Go through the records below line by line. Count the lines with "Wohnbereich" and give the count alone.

(Records from a data source)
+---+

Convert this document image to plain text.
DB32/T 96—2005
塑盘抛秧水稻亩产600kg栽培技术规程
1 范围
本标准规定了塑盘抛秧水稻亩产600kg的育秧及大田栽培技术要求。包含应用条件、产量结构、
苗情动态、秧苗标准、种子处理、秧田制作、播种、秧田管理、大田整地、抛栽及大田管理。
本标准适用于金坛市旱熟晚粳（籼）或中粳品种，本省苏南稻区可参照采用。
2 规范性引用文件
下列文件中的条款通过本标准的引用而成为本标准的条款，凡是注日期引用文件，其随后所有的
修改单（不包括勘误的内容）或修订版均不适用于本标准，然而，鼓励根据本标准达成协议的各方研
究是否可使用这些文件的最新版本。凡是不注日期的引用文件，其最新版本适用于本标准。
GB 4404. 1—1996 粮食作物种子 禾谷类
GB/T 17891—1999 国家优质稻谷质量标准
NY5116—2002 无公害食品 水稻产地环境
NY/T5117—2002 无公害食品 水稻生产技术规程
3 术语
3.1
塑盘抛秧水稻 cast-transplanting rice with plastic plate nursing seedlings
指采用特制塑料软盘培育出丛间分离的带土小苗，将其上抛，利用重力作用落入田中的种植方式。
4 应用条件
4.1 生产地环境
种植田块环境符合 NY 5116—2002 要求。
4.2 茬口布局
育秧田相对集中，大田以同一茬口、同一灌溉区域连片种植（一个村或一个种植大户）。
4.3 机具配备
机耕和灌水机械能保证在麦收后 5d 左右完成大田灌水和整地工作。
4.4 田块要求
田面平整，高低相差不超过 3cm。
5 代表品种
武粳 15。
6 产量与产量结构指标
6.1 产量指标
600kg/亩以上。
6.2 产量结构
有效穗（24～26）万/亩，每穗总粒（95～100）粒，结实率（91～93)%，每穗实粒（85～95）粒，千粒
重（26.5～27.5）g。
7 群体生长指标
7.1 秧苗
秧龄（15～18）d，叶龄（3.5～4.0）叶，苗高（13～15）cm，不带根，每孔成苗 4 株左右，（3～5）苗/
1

+---+

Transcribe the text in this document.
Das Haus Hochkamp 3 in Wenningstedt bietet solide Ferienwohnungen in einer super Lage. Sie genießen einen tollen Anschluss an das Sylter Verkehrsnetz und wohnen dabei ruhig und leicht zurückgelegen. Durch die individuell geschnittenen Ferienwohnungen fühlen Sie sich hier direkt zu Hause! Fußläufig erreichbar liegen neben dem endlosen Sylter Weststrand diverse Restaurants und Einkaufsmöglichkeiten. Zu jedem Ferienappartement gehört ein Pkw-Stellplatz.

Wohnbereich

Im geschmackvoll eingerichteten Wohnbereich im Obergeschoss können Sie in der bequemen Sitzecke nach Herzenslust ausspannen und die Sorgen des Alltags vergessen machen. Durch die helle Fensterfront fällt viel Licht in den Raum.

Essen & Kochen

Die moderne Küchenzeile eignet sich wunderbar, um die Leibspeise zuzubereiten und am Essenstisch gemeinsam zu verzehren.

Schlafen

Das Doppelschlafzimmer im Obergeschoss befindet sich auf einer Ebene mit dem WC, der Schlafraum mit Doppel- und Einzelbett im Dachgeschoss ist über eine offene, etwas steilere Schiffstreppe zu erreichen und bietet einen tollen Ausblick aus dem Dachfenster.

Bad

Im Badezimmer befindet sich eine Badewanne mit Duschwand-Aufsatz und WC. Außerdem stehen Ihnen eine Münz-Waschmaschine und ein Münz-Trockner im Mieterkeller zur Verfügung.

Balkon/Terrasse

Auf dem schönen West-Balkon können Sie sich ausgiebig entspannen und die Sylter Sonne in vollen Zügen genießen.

+---+

→ Output for this task
2